**What you need to do**
Find and copy every line in the records that includes the string "xlabel".

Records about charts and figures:
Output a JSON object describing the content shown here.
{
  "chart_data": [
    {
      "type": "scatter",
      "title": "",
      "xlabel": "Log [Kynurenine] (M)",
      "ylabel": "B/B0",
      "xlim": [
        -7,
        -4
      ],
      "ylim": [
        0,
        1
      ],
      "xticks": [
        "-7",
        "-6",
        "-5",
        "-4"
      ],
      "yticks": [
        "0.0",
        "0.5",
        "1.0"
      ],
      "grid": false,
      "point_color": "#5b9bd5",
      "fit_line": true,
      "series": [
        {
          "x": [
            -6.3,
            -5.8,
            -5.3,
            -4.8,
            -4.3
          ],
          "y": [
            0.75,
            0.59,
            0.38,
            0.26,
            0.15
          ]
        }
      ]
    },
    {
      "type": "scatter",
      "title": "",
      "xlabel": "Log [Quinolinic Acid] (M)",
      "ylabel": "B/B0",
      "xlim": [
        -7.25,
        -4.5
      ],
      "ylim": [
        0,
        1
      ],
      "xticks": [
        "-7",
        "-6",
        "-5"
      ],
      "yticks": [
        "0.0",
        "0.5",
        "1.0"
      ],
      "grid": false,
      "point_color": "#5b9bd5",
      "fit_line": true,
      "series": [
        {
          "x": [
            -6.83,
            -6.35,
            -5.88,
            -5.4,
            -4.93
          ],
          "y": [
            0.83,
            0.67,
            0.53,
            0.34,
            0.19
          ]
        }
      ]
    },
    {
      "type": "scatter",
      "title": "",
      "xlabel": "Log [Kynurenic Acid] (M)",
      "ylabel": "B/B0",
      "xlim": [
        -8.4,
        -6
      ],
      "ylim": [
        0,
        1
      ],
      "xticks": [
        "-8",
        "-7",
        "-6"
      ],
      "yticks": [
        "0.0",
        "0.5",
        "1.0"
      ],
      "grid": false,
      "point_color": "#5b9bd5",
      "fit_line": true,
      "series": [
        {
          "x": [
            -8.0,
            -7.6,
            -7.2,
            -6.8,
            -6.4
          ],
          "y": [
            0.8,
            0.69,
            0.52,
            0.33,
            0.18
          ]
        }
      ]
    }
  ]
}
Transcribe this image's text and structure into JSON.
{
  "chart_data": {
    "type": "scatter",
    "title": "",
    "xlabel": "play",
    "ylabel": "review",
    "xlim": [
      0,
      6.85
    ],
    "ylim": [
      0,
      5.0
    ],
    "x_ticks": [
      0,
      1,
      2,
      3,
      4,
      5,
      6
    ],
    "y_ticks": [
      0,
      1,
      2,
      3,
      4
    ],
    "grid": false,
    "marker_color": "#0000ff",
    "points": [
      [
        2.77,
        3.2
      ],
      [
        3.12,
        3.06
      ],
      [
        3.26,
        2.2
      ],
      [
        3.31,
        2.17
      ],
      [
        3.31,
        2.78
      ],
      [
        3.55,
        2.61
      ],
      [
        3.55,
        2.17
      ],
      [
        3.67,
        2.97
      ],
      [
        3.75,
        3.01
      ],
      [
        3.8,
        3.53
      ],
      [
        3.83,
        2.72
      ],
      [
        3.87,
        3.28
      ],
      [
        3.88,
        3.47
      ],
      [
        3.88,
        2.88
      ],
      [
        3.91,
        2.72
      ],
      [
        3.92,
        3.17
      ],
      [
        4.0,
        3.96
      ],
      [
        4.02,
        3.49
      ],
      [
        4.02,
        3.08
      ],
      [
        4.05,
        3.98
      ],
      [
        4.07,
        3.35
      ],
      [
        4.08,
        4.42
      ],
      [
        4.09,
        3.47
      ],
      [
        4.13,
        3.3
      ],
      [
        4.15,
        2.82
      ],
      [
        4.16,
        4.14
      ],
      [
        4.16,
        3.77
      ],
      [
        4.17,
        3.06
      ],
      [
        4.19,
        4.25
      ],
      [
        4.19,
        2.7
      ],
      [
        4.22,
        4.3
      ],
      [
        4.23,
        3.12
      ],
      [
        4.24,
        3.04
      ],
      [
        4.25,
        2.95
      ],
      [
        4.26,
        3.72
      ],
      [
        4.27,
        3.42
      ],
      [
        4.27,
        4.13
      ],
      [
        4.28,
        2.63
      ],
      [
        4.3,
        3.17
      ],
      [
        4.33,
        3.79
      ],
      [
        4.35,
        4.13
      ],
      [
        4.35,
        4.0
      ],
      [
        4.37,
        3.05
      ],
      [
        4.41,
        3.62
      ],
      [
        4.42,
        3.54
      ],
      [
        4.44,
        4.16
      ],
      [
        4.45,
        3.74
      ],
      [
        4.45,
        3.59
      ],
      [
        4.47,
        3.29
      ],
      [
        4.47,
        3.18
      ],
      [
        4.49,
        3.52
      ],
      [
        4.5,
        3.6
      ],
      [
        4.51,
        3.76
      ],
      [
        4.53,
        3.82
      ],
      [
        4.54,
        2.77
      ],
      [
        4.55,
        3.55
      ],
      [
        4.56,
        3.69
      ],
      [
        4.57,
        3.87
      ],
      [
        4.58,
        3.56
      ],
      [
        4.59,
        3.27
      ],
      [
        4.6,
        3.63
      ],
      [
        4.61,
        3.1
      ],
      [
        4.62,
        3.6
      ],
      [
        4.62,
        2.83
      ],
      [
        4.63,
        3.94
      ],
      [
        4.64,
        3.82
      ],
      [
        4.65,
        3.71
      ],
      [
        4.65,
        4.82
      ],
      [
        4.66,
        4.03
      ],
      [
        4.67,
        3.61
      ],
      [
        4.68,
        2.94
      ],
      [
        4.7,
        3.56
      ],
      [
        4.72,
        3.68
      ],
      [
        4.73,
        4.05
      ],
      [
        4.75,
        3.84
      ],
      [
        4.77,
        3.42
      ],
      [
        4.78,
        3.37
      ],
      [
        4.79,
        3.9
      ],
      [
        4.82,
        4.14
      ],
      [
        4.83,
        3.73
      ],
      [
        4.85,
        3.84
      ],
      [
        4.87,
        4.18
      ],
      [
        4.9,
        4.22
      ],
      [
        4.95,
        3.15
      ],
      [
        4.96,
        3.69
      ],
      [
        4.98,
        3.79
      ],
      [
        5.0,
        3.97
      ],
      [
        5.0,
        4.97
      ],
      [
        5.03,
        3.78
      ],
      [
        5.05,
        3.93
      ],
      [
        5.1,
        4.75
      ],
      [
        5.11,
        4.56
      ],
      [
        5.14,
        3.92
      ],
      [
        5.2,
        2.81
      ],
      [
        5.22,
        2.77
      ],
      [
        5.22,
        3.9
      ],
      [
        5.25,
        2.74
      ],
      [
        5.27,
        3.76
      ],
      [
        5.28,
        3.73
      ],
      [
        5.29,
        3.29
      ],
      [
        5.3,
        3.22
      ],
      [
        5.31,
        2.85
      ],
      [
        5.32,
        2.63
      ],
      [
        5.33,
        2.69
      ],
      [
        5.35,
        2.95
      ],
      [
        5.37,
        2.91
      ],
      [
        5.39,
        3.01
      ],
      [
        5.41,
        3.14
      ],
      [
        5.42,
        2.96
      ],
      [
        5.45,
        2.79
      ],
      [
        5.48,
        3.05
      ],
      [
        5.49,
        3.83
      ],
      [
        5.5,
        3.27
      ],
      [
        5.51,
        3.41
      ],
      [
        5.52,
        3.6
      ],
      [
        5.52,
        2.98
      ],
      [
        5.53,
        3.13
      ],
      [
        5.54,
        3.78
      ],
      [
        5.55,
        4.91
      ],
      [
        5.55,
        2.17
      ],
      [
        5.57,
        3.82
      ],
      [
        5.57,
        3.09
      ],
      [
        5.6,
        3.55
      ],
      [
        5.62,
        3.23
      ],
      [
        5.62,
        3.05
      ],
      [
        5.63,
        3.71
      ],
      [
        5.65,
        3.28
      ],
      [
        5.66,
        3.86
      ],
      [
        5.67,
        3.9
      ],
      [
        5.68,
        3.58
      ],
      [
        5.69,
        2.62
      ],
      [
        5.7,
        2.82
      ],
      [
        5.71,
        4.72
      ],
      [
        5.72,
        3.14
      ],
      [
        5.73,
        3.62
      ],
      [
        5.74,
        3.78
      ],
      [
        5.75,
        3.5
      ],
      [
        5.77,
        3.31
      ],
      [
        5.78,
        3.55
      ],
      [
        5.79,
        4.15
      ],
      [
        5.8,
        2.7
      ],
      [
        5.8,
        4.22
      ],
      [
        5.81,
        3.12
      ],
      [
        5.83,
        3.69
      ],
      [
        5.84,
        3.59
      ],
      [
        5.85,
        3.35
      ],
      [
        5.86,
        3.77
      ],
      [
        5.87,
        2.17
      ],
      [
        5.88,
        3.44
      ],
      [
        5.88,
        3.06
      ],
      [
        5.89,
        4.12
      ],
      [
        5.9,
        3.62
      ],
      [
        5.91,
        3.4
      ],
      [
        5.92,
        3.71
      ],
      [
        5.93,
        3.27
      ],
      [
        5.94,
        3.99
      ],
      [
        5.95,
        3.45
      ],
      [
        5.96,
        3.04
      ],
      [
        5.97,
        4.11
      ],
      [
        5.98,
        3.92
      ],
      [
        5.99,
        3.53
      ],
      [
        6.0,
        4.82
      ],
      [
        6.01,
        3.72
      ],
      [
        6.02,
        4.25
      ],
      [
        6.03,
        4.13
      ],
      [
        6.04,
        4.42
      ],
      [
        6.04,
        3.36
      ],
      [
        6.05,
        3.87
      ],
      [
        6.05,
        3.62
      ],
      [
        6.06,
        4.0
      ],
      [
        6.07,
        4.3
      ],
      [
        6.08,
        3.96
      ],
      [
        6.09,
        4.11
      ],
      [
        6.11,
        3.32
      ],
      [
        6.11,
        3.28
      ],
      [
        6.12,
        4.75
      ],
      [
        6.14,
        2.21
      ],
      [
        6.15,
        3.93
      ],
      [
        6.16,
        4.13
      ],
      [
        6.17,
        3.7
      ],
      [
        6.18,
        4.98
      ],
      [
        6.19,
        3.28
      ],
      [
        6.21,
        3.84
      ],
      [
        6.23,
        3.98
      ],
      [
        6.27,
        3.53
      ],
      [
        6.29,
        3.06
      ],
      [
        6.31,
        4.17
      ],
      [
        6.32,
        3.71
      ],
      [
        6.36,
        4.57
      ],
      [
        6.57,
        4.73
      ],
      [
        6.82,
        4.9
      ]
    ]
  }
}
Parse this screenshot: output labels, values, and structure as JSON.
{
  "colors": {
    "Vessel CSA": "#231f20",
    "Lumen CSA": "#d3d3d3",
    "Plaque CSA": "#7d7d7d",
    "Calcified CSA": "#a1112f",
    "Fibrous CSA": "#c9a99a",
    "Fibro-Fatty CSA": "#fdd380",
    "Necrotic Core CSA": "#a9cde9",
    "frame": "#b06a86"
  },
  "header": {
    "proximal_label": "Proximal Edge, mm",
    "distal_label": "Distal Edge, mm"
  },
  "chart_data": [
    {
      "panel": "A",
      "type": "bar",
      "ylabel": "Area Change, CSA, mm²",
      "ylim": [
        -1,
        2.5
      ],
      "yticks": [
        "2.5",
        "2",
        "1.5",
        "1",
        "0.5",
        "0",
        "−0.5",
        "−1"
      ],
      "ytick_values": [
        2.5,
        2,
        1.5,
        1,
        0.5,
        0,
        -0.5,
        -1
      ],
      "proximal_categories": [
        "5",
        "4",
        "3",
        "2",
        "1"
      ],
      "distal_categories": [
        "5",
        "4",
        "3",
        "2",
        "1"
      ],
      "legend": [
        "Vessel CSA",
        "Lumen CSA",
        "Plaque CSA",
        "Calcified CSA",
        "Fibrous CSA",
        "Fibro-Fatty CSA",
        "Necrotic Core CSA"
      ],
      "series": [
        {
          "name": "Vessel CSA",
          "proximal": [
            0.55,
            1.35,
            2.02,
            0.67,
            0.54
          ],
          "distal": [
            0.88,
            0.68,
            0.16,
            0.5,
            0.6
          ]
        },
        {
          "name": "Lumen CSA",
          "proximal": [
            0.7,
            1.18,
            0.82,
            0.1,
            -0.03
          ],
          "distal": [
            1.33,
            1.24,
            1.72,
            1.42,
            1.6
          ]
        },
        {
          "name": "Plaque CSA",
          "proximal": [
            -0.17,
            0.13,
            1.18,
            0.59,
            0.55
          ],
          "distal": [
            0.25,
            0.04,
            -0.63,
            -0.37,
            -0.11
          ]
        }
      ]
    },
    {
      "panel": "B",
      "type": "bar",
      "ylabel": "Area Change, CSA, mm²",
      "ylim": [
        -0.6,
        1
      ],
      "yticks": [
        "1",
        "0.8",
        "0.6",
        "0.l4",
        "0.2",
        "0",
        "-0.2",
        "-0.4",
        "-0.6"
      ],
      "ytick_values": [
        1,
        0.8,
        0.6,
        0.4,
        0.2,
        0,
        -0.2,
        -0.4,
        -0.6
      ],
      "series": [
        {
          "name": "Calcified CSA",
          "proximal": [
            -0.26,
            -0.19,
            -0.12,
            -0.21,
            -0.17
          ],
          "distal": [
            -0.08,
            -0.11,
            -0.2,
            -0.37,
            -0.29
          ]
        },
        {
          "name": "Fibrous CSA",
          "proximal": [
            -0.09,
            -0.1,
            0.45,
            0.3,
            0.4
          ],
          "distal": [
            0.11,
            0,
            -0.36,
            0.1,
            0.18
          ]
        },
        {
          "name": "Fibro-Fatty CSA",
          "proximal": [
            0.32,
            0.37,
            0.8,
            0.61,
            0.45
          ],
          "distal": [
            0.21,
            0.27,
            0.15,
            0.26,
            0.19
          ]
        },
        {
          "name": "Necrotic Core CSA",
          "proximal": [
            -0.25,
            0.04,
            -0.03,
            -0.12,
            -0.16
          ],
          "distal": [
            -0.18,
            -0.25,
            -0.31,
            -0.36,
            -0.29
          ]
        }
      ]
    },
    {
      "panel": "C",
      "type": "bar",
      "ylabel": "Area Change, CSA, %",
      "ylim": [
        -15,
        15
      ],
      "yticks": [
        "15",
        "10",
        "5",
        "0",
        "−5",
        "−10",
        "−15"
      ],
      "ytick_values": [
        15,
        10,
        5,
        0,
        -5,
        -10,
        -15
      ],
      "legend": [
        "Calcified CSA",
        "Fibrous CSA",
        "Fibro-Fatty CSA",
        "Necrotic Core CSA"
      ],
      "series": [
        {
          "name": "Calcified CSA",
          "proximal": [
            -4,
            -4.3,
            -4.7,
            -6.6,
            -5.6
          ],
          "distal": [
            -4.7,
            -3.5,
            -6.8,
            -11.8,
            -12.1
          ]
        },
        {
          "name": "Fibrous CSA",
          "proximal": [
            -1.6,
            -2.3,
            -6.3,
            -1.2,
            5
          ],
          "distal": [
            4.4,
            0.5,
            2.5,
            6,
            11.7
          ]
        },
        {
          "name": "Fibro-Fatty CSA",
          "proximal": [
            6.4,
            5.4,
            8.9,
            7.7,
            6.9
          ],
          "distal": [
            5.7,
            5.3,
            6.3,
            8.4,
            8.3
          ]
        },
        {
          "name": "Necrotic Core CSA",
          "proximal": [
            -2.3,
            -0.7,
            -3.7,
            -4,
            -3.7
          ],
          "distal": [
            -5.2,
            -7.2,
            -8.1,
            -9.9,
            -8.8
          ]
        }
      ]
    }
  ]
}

**Task response**
      "xlabel": "Log [Kynurenine] (M)",
      "xlabel": "Log [Quinolinic Acid] (M)",
      "xlabel": "Log [Kynurenic Acid] (M)",
    "xlabel": "play",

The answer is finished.